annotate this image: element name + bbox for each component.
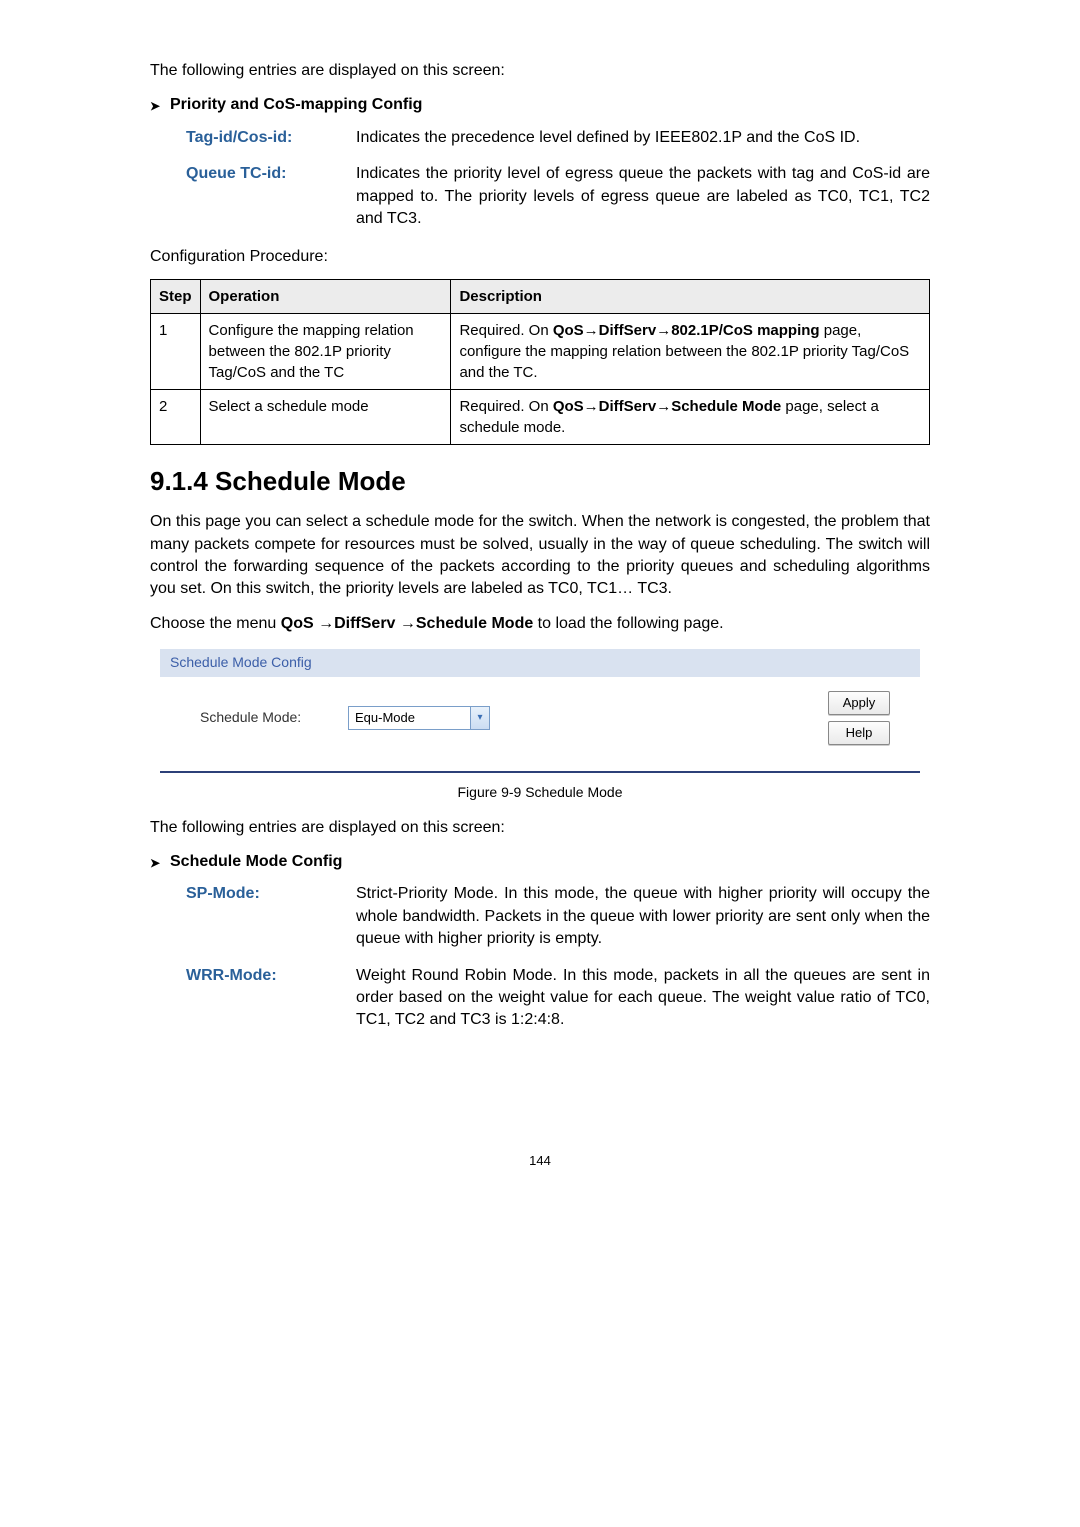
table-row: 2 Select a schedule mode Required. On Qo… [151,389,930,444]
definition-list-1: Tag-id/Cos-id: Indicates the precedence … [186,127,930,231]
heading-schedule-mode: 9.1.4 Schedule Mode [150,463,930,499]
td-desc: Required. On QoS→DiffServ→Schedule Mode … [451,389,930,444]
panel-title: Schedule Mode Config [160,649,920,677]
td-step: 2 [151,389,201,444]
def-row: SP-Mode: Strict-Priority Mode. In this m… [186,883,930,950]
page-number: 144 [150,1152,930,1170]
panel-button-group: Apply Help [828,691,910,745]
def-label-queuetc: Queue TC-id: [186,163,356,230]
def-text-tagid: Indicates the precedence level defined b… [356,127,930,149]
schedule-mode-select[interactable]: Equ-Mode ▾ [348,706,490,730]
figure-caption: Figure 9-9 Schedule Mode [150,783,930,803]
desc-bold: QoS→DiffServ→802.1P/CoS mapping [553,322,820,339]
def-label-spmode: SP-Mode: [186,883,356,950]
def-text-spmode: Strict-Priority Mode. In this mode, the … [356,883,930,950]
help-button[interactable]: Help [828,721,890,745]
desc-pre: Required. On [459,398,552,415]
schedule-mode-config-panel: Schedule Mode Config Schedule Mode: Equ-… [160,649,920,773]
def-label-tagid: Tag-id/Cos-id: [186,127,356,149]
intro-text: The following entries are displayed on t… [150,60,930,82]
select-value: Equ-Mode [349,709,470,727]
def-label-wrrmode: WRR-Mode: [186,965,356,1032]
th-description: Description [451,279,930,313]
schedule-mode-label: Schedule Mode: [200,708,330,728]
th-step: Step [151,279,201,313]
menu-post: to load the following page. [533,615,723,632]
intro-text-2: The following entries are displayed on t… [150,817,930,839]
apply-button[interactable]: Apply [828,691,890,715]
def-row: Tag-id/Cos-id: Indicates the precedence … [186,127,930,149]
menu-pre: Choose the menu [150,615,281,632]
def-text-queuetc: Indicates the priority level of egress q… [356,163,930,230]
def-row: WRR-Mode: Weight Round Robin Mode. In th… [186,965,930,1032]
def-row: Queue TC-id: Indicates the priority leve… [186,163,930,230]
panel-body: Schedule Mode: Equ-Mode ▾ Apply Help [160,677,920,773]
th-operation: Operation [200,279,451,313]
section-priority-cos-title: Priority and CoS-mapping Config [150,94,930,116]
config-procedure-heading: Configuration Procedure: [150,246,930,268]
def-text-wrrmode: Weight Round Robin Mode. In this mode, p… [356,965,930,1032]
menu-bold: QoS →DiffServ →Schedule Mode [281,615,533,632]
td-desc: Required. On QoS→DiffServ→802.1P/CoS map… [451,313,930,389]
td-op: Configure the mapping relation between t… [200,313,451,389]
config-procedure-table: Step Operation Description 1 Configure t… [150,279,930,445]
menu-path-line: Choose the menu QoS →DiffServ →Schedule … [150,613,930,635]
desc-bold: QoS→DiffServ→Schedule Mode [553,398,781,415]
table-row: 1 Configure the mapping relation between… [151,313,930,389]
td-op: Select a schedule mode [200,389,451,444]
desc-pre: Required. On [459,322,552,339]
td-step: 1 [151,313,201,389]
chevron-down-icon[interactable]: ▾ [470,707,489,729]
section-schedule-mode-config-title: Schedule Mode Config [150,851,930,873]
definition-list-2: SP-Mode: Strict-Priority Mode. In this m… [186,883,930,1031]
schedule-mode-paragraph: On this page you can select a schedule m… [150,511,930,601]
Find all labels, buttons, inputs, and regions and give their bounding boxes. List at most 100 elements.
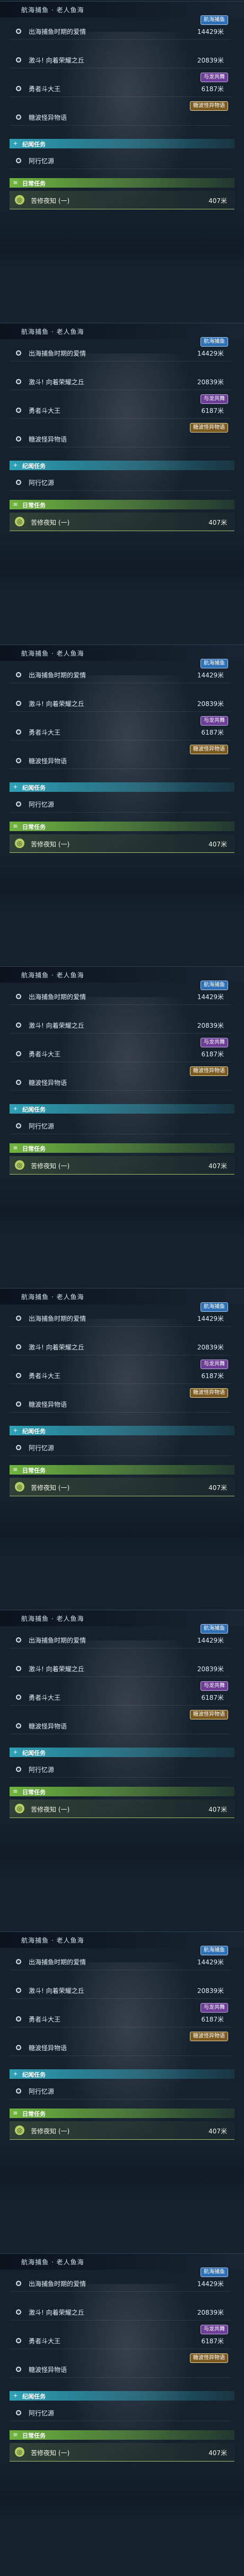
task-distance: 6187米: [201, 2337, 224, 2345]
task-row[interactable]: 出海捕鱼时期的爱情 14429米 航海捕鱼: [10, 337, 231, 361]
memorial-task-header-label: 纪闻任务: [22, 463, 46, 470]
memorial-task-header-label: 纪闻任务: [22, 784, 46, 791]
task-row[interactable]: 出海捕鱼时期的爱情 14429米 航海捕鱼: [10, 659, 231, 683]
daily-task-header[interactable]: ≡ 日常任务: [10, 2430, 234, 2440]
daily-task-row[interactable]: ◎ 苦修夜知 (一) 407米: [10, 191, 234, 209]
daily-task-row[interactable]: ◎ 苦修夜知 (一) 407米: [10, 1799, 234, 1818]
task-distance: 6187米: [201, 407, 224, 414]
memorial-task-header[interactable]: + 纪闻任务: [10, 1748, 234, 1757]
task-distance: 20839米: [197, 1665, 224, 1673]
task-label: 糖波怪异物语: [29, 2366, 67, 2374]
task-distance: 6187米: [201, 729, 224, 736]
task-row[interactable]: 糖波怪异物语 糖波怪异物语: [10, 2353, 231, 2378]
task-bullet-icon: [16, 1445, 21, 1450]
daily-task-row[interactable]: ◎ 苦修夜知 (一) 407米: [10, 1478, 234, 1496]
memorial-task-row[interactable]: 阿行忆源: [10, 2083, 231, 2099]
daily-task-header[interactable]: ≡ 日常任务: [10, 500, 234, 509]
task-bullet-icon: [16, 2309, 21, 2315]
task-row[interactable]: 糖波怪异物语 糖波怪异物语: [10, 1066, 231, 1091]
daily-task-header[interactable]: ≡ 日常任务: [10, 1787, 234, 1796]
task-label: 糖波怪异物语: [29, 1079, 67, 1087]
task-location-tag: 航海捕鱼: [201, 1946, 228, 1955]
memorial-task-header[interactable]: + 纪闻任务: [10, 1104, 234, 1114]
memorial-task-header[interactable]: + 纪闻任务: [10, 461, 234, 470]
task-location-tag: 糖波怪异物语: [190, 101, 228, 111]
daily-task-header-label: 日常任务: [22, 180, 46, 187]
task-row[interactable]: 出海捕鱼时期的爱情 14429米 航海捕鱼: [10, 1946, 231, 1970]
quest-title: 航海捕鱼 · 老人鱼海: [21, 1937, 84, 1944]
memorial-task-row[interactable]: 阿行忆源: [10, 153, 231, 169]
quest-title: 航海捕鱼 · 老人鱼海: [21, 972, 84, 979]
memorial-task-row[interactable]: 阿行忆源: [10, 1118, 231, 1134]
daily-task-header[interactable]: ≡ 日常任务: [10, 822, 234, 831]
task-row[interactable]: 勇者斗大王 6187米 与龙共舞: [10, 1038, 231, 1062]
task-row[interactable]: 出海捕鱼时期的爱情 14429米 航海捕鱼: [10, 2268, 231, 2292]
task-row[interactable]: 糖波怪异物语 糖波怪异物语: [10, 745, 231, 769]
quest-title: 航海捕鱼 · 老人鱼海: [21, 1615, 84, 1622]
daily-task-label: 苦修夜知 (一): [31, 2128, 70, 2135]
task-row[interactable]: 糖波怪异物语 糖波怪异物语: [10, 1388, 231, 1413]
daily-task-row[interactable]: ◎ 苦修夜知 (一) 407米: [10, 1156, 234, 1175]
task-row[interactable]: 糖波怪异物语 糖波怪异物语: [10, 2032, 231, 2056]
task-row[interactable]: 勇者斗大王 6187米 与龙共舞: [10, 1360, 231, 1384]
memorial-task-row[interactable]: 阿行忆源: [10, 1440, 231, 1456]
task-row[interactable]: 出海捕鱼时期的爱情 14429米 航海捕鱼: [10, 1624, 231, 1648]
daily-task-row[interactable]: ◎ 苦修夜知 (一) 407米: [10, 2121, 234, 2140]
task-bullet-icon: [16, 729, 21, 735]
task-bullet-icon: [16, 2088, 21, 2094]
task-row[interactable]: 激斗! 向着荣耀之丘 20839米: [10, 1017, 231, 1034]
task-label: 糖波怪异物语: [29, 757, 67, 765]
memorial-task-header[interactable]: + 纪闻任务: [10, 1426, 234, 1435]
task-row[interactable]: 激斗! 向着荣耀之丘 20839米: [10, 2304, 231, 2321]
task-row[interactable]: 激斗! 向着荣耀之丘 20839米: [10, 1982, 231, 1999]
task-row[interactable]: 糖波怪异物语 糖波怪异物语: [10, 423, 231, 447]
task-row[interactable]: 出海捕鱼时期的爱情 14429米 航海捕鱼: [10, 981, 231, 1005]
task-bullet-icon: [16, 1767, 21, 1772]
memorial-task-row[interactable]: 阿行忆源: [10, 796, 231, 813]
daily-task-row[interactable]: ◎ 苦修夜知 (一) 407米: [10, 2443, 234, 2462]
task-bullet-icon: [16, 672, 21, 677]
task-label: 糖波怪异物语: [29, 1723, 67, 1730]
daily-task-row[interactable]: ◎ 苦修夜知 (一) 407米: [10, 513, 234, 531]
task-row[interactable]: 激斗! 向着荣耀之丘 20839米: [10, 1661, 231, 1677]
daily-task-header[interactable]: ≡ 日常任务: [10, 1465, 234, 1475]
task-label: 激斗! 向着荣耀之丘: [29, 378, 84, 386]
task-row[interactable]: 勇者斗大王 6187米 与龙共舞: [10, 394, 231, 419]
task-bullet-icon: [16, 379, 21, 384]
task-row[interactable]: 勇者斗大王 6187米 与龙共舞: [10, 2325, 231, 2349]
task-row[interactable]: 勇者斗大王 6187米 与龙共舞: [10, 716, 231, 740]
task-bullet-icon: [16, 29, 21, 34]
daily-task-header[interactable]: ≡ 日常任务: [10, 178, 234, 188]
memorial-task-row[interactable]: 阿行忆源: [10, 1761, 231, 1778]
active-quest-icon: ◎: [15, 2447, 24, 2457]
memorial-task-row[interactable]: 阿行忆源: [10, 474, 231, 491]
task-row[interactable]: 激斗! 向着荣耀之丘 20839米: [10, 374, 231, 390]
memorial-task-header[interactable]: + 纪闻任务: [10, 139, 234, 148]
task-bullet-icon: [16, 2281, 21, 2286]
memorial-task-header[interactable]: + 纪闻任务: [10, 782, 234, 792]
task-row[interactable]: 出海捕鱼时期的爱情 14429米 航海捕鱼: [10, 1302, 231, 1327]
task-row[interactable]: 激斗! 向着荣耀之丘 20839米: [10, 695, 231, 712]
task-bullet-icon: [16, 1123, 21, 1128]
task-location-tag: 航海捕鱼: [201, 659, 228, 668]
task-row[interactable]: 勇者斗大王 6187米 与龙共舞: [10, 1681, 231, 1706]
list-icon: ≡: [13, 1466, 18, 1473]
task-row[interactable]: 激斗! 向着荣耀之丘 20839米: [10, 52, 231, 68]
memorial-task-label: 阿行忆源: [29, 801, 55, 808]
memorial-task-row[interactable]: 阿行忆源: [10, 2405, 231, 2421]
daily-task-header[interactable]: ≡ 日常任务: [10, 2109, 234, 2118]
daily-task-header[interactable]: ≡ 日常任务: [10, 1143, 234, 1153]
task-row[interactable]: 勇者斗大王 6187米 与龙共舞: [10, 73, 231, 97]
task-row[interactable]: 勇者斗大王 6187米 与龙共舞: [10, 2003, 231, 2027]
task-row[interactable]: 糖波怪异物语 糖波怪异物语: [10, 1710, 231, 1734]
task-label: 激斗! 向着荣耀之丘: [29, 1022, 84, 1029]
memorial-task-label: 阿行忆源: [29, 157, 55, 165]
daily-task-row[interactable]: ◎ 苦修夜知 (一) 407米: [10, 834, 234, 853]
task-row[interactable]: 激斗! 向着荣耀之丘 20839米: [10, 1339, 231, 1355]
memorial-task-header[interactable]: + 纪闻任务: [10, 2069, 234, 2079]
task-row[interactable]: 出海捕鱼时期的爱情 14429米 航海捕鱼: [10, 15, 231, 40]
task-distance: 6187米: [201, 1372, 224, 1380]
task-row[interactable]: 糖波怪异物语 糖波怪异物语: [10, 101, 231, 126]
memorial-task-header[interactable]: + 纪闻任务: [10, 2391, 234, 2401]
task-bullet-icon: [16, 994, 21, 999]
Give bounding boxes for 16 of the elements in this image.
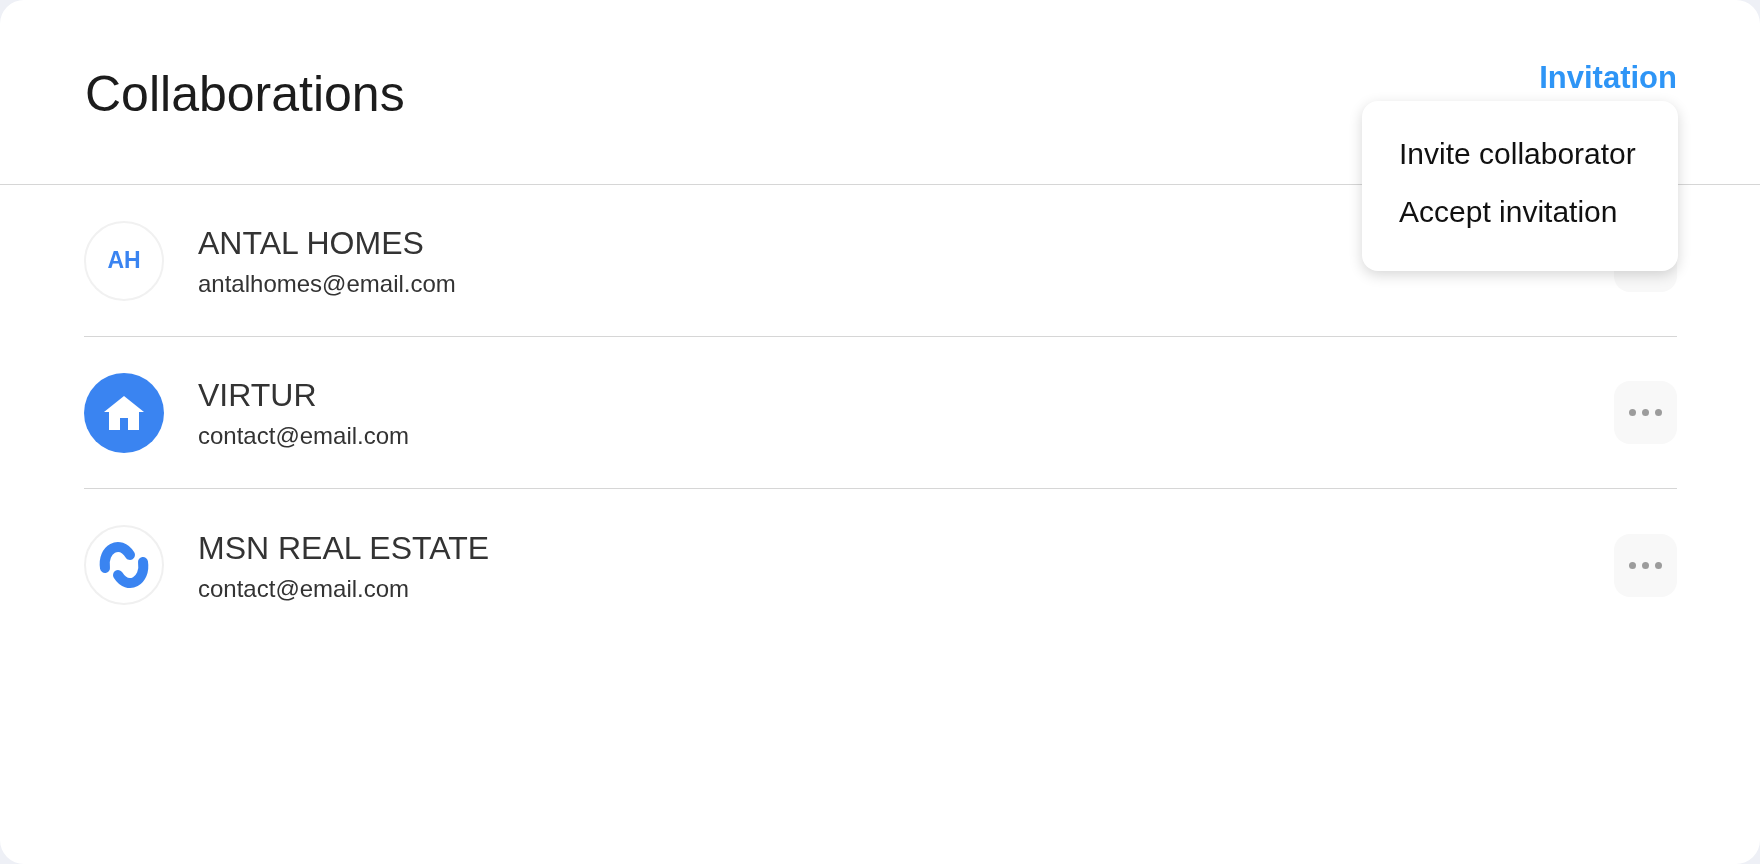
—————
**Goal:** List the items from the line with "table-row: 2 Select" up to and including the line with "desc-bold: QoS→DiffServ→802.1P/CoS mapping" as a numbered list, leaving out any blank lines.

**Problem solution:**
1. table-row: 2 Select a schedule mode Required. On Qo… [151,389,930,444]
2. definition-list-1: Tag-id/Cos-id: Indicates the precedence … [186,127,930,231]
3. heading-schedule-mode: 9.1.4 Schedule Mode [150,463,930,499]
4. td-desc: Required. On QoS→DiffServ→Schedule Mode … [451,389,930,444]
5. panel-title: Schedule Mode Config [160,649,920,677]
6. td-step: 2 [151,389,201,444]
7. def-row: SP-Mode: Strict-Priority Mode. In this m… [186,883,930,950]
8. page-number: 144 [150,1152,930,1170]
9. panel-button-group: Apply Help [828,691,910,745]
10. def-label-queuetc: Queue TC-id: [186,163,356,230]
11. def-text-tagid: Indicates the precedence level defined b… [356,127,930,149]
12. schedule-mode-select[interactable]: Equ-Mode ▾ [348,706,490,730]
13. figure-caption: Figure 9-9 Schedule Mode [150,783,930,803]
14. desc-bold: QoS→DiffServ→802.1P/CoS mapping [553,322,820,339]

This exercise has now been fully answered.